**Given information:**
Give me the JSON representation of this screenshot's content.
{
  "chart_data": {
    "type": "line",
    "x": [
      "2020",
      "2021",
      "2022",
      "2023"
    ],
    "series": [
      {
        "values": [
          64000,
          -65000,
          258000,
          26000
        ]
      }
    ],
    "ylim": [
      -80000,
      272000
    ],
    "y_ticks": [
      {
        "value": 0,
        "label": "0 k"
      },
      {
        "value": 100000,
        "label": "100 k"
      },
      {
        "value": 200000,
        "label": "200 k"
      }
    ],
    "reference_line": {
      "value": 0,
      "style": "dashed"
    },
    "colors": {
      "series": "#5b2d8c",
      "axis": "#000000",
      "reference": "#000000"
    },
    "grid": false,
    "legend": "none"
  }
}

**Task prompt:** Repeat the entries exactly, all of them.

**Written reply:**
Give me the JSON representation of this screenshot's content.
{
  "chart_data": {
    "type": "line",
    "x": [
      "2020",
      "2021",
      "2022",
      "2023"
    ],
    "series": [
      {
        "values": [
          64000,
          -65000,
          258000,
          26000
        ]
      }
    ],
    "ylim": [
      -80000,
      272000
    ],
    "y_ticks": [
      {
        "value": 0,
        "label": "0 k"
      },
      {
        "value": 100000,
        "label": "100 k"
      },
      {
        "value": 200000,
        "label": "200 k"
      }
    ],
    "reference_line": {
      "value": 0,
      "style": "dashed"
    },
    "colors": {
      "series": "#5b2d8c",
      "axis": "#000000",
      "reference": "#000000"
    },
    "grid": false,
    "legend": "none"
  }
}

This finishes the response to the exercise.